» **Record extracts**
--- start ---
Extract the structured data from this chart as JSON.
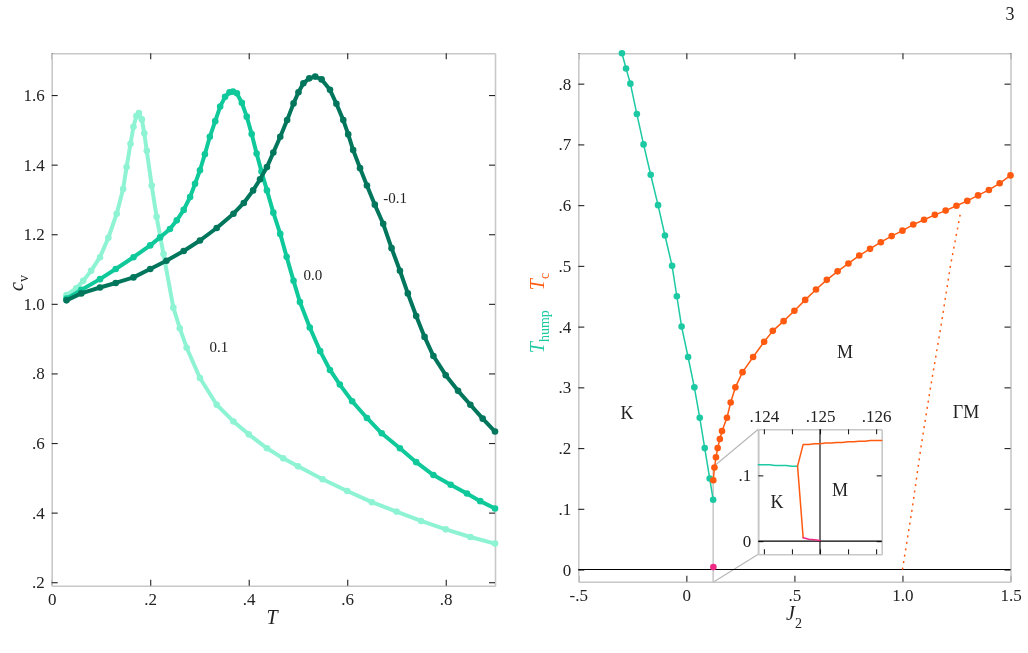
{
  "chart_data": [
    {
      "type": "line",
      "xlabel": "T",
      "ylabel": "c$_{v}$",
      "xlim": [
        0,
        0.9
      ],
      "ylim": [
        0.19,
        1.72
      ],
      "xticks": [
        {
          "value": 0,
          "label": "0"
        },
        {
          "value": 0.2,
          "label": ".2"
        },
        {
          "value": 0.4,
          "label": ".4"
        },
        {
          "value": 0.6,
          "label": ".6"
        },
        {
          "value": 0.8,
          "label": ".8"
        }
      ],
      "yticks": [
        {
          "value": 0.2,
          "label": ".2"
        },
        {
          "value": 0.4,
          "label": ".4"
        },
        {
          "value": 0.6,
          "label": ".6"
        },
        {
          "value": 0.8,
          "label": ".8"
        },
        {
          "value": 1,
          "label": "1.0"
        },
        1.2,
        1.4,
        1.6
      ],
      "marker": "circle",
      "series": [
        {
          "name": "0.1",
          "color": "#8ef3d3",
          "x": [
            0.03,
            0.05,
            0.064,
            0.08,
            0.098,
            0.115,
            0.132,
            0.145,
            0.152,
            0.16,
            0.166,
            0.172,
            0.177,
            0.183,
            0.188,
            0.193,
            0.203,
            0.213,
            0.227,
            0.247,
            0.26,
            0.274,
            0.301,
            0.335,
            0.369,
            0.4,
            0.437,
            0.47,
            0.5,
            0.55,
            0.6,
            0.65,
            0.7,
            0.75,
            0.8,
            0.85,
            0.9
          ],
          "values": [
            1.025,
            1.045,
            1.066,
            1.095,
            1.134,
            1.19,
            1.259,
            1.33,
            1.393,
            1.46,
            1.509,
            1.54,
            1.548,
            1.53,
            1.49,
            1.44,
            1.34,
            1.25,
            1.143,
            0.989,
            0.93,
            0.874,
            0.787,
            0.71,
            0.662,
            0.625,
            0.585,
            0.556,
            0.533,
            0.496,
            0.462,
            0.43,
            0.403,
            0.376,
            0.352,
            0.33,
            0.311
          ]
        },
        {
          "name": "0.0",
          "color": "#10c99b",
          "x": [
            0.03,
            0.06,
            0.098,
            0.13,
            0.166,
            0.2,
            0.22,
            0.24,
            0.254,
            0.268,
            0.281,
            0.291,
            0.301,
            0.311,
            0.321,
            0.332,
            0.342,
            0.352,
            0.361,
            0.368,
            0.376,
            0.386,
            0.396,
            0.406,
            0.416,
            0.426,
            0.437,
            0.45,
            0.464,
            0.477,
            0.491,
            0.504,
            0.524,
            0.545,
            0.565,
            0.585,
            0.61,
            0.64,
            0.67,
            0.707,
            0.74,
            0.775,
            0.81,
            0.843,
            0.87,
            0.9
          ],
          "values": [
            1.015,
            1.04,
            1.071,
            1.1,
            1.134,
            1.168,
            1.191,
            1.215,
            1.24,
            1.27,
            1.307,
            1.345,
            1.384,
            1.43,
            1.48,
            1.525,
            1.567,
            1.595,
            1.608,
            1.61,
            1.605,
            1.578,
            1.538,
            1.488,
            1.432,
            1.38,
            1.326,
            1.262,
            1.201,
            1.135,
            1.066,
            1.005,
            0.932,
            0.864,
            0.81,
            0.768,
            0.72,
            0.672,
            0.628,
            0.585,
            0.545,
            0.508,
            0.48,
            0.455,
            0.433,
            0.412
          ]
        },
        {
          "name": "-0.1",
          "color": "#00765c",
          "x": [
            0.03,
            0.06,
            0.098,
            0.13,
            0.166,
            0.2,
            0.233,
            0.268,
            0.301,
            0.335,
            0.369,
            0.39,
            0.409,
            0.423,
            0.437,
            0.45,
            0.464,
            0.478,
            0.491,
            0.501,
            0.511,
            0.523,
            0.535,
            0.548,
            0.565,
            0.578,
            0.592,
            0.602,
            0.612,
            0.626,
            0.64,
            0.656,
            0.673,
            0.69,
            0.707,
            0.723,
            0.74,
            0.757,
            0.775,
            0.8,
            0.825,
            0.85,
            0.875,
            0.9
          ],
          "values": [
            1.01,
            1.03,
            1.047,
            1.06,
            1.076,
            1.1,
            1.124,
            1.152,
            1.182,
            1.218,
            1.259,
            1.29,
            1.326,
            1.358,
            1.393,
            1.435,
            1.48,
            1.528,
            1.576,
            1.608,
            1.634,
            1.648,
            1.653,
            1.645,
            1.615,
            1.575,
            1.528,
            1.487,
            1.442,
            1.39,
            1.34,
            1.285,
            1.23,
            1.16,
            1.095,
            1.03,
            0.965,
            0.905,
            0.85,
            0.795,
            0.75,
            0.71,
            0.67,
            0.633
          ]
        }
      ]
    },
    {
      "type": "line",
      "xlabel": "J$_{2}$",
      "xlim": [
        -0.5,
        1.5
      ],
      "ylim": [
        -0.02,
        0.85
      ],
      "xticks": [
        {
          "value": -0.5,
          "label": "-.5"
        },
        {
          "value": 0,
          "label": "0"
        },
        {
          "value": 0.5,
          "label": ".5"
        },
        {
          "value": 1,
          "label": "1.0"
        },
        1.5
      ],
      "yticks": [
        {
          "value": 0,
          "label": "0"
        },
        {
          "value": 0.1,
          "label": ".1"
        },
        {
          "value": 0.2,
          "label": ".2"
        },
        {
          "value": 0.3,
          "label": ".3"
        },
        {
          "value": 0.4,
          "label": ".4"
        },
        {
          "value": 0.5,
          "label": ".5"
        },
        {
          "value": 0.6,
          "label": ".6"
        },
        {
          "value": 0.7,
          "label": ".7"
        },
        {
          "value": 0.8,
          "label": ".8"
        }
      ],
      "marker": "circle",
      "ref_lines": [
        {
          "axis": "y",
          "value": 0,
          "color": "#000000"
        }
      ],
      "annotations": [
        "K",
        "M",
        "ΓM",
        "3"
      ],
      "series": [
        {
          "name": "T$_{hump}$",
          "color": "#1cc9a3",
          "x": [
            -0.298,
            -0.279,
            -0.259,
            -0.229,
            -0.198,
            -0.165,
            -0.131,
            -0.099,
            -0.066,
            -0.044,
            -0.022,
            0.008,
            0.037,
            0.062,
            0.085,
            0.108,
            0.124
          ],
          "values": [
            0.85,
            0.825,
            0.8,
            0.75,
            0.7,
            0.65,
            0.6,
            0.55,
            0.5,
            0.45,
            0.4,
            0.35,
            0.3,
            0.25,
            0.2,
            0.15,
            0.115
          ]
        },
        {
          "name": "T$_{c}$",
          "color": "#ff5a10",
          "x": [
            0.1247,
            0.13,
            0.137,
            0.145,
            0.155,
            0.165,
            0.188,
            0.205,
            0.227,
            0.26,
            0.309,
            0.36,
            0.4,
            0.45,
            0.5,
            0.55,
            0.6,
            0.65,
            0.7,
            0.75,
            0.8,
            0.85,
            0.9,
            0.95,
            1,
            1.05,
            1.1,
            1.15,
            1.2,
            1.25,
            1.3,
            1.35,
            1.4,
            1.45,
            1.5
          ],
          "values": [
            0.147,
            0.168,
            0.185,
            0.2,
            0.215,
            0.228,
            0.25,
            0.275,
            0.3,
            0.325,
            0.35,
            0.375,
            0.393,
            0.409,
            0.426,
            0.444,
            0.461,
            0.477,
            0.491,
            0.504,
            0.517,
            0.528,
            0.539,
            0.549,
            0.558,
            0.568,
            0.576,
            0.584,
            0.591,
            0.599,
            0.607,
            0.616,
            0.625,
            0.636,
            0.649
          ]
        },
        {
          "color": "#ff5a10",
          "line_style": "dotted",
          "marker": "none",
          "x": [
            1,
            1.045,
            1.085,
            1.13,
            1.178,
            1.222,
            1.269
          ],
          "values": [
            0,
            0.1,
            0.2,
            0.3,
            0.4,
            0.5,
            0.588
          ]
        },
        {
          "type": "scatter",
          "color": "#ee2a86",
          "x": [
            0.125
          ],
          "values": [
            0.004
          ]
        }
      ]
    },
    {
      "type": "line",
      "xlim": [
        0.1239,
        0.1261
      ],
      "ylim": [
        -0.02,
        0.17
      ],
      "xticks": [
        {
          "value": 0.124,
          "label": ".124"
        },
        {
          "value": 0.1245,
          "label": null
        },
        {
          "value": 0.125,
          "label": ".125"
        },
        {
          "value": 0.1255,
          "label": null
        },
        {
          "value": 0.126,
          "label": ".126"
        }
      ],
      "yticks": [
        {
          "value": 0,
          "label": "0"
        },
        {
          "value": 0.1,
          "label": ".1"
        }
      ],
      "ref_lines": [
        {
          "axis": "y",
          "value": 0,
          "color": "#000000"
        },
        {
          "axis": "x",
          "value": 0.125,
          "color": "#000000"
        }
      ],
      "annotations": [
        "K",
        "M"
      ],
      "series": [
        {
          "color": "#1cc9a3",
          "x": [
            0.1239,
            0.124,
            0.1241,
            0.1242,
            0.1243,
            0.1244,
            0.1245,
            0.1246
          ],
          "values": [
            0.116,
            0.116,
            0.116,
            0.115,
            0.115,
            0.115,
            0.114,
            0.114
          ]
        },
        {
          "color": "#ff5a10",
          "x": [
            0.1247,
            0.1246,
            0.1247,
            0.1248,
            0.1249,
            0.125,
            0.1251,
            0.1252,
            0.1253,
            0.1254,
            0.1255,
            0.1256,
            0.1257,
            0.1258,
            0.1259,
            0.126,
            0.1261
          ],
          "values": [
            0.005,
            0.114,
            0.147,
            0.147,
            0.148,
            0.148,
            0.149,
            0.149,
            0.15,
            0.15,
            0.151,
            0.151,
            0.152,
            0.152,
            0.153,
            0.153,
            0.153
          ]
        },
        {
          "color": "#ee2a86",
          "x": [
            0.1247,
            0.1248,
            0.1249,
            0.125
          ],
          "values": [
            0.005,
            0.003,
            0.002,
            0.001
          ]
        }
      ]
    }
  ]
}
--- end ---
Only a number is wanted: how many lines of the material above hold "name"?

5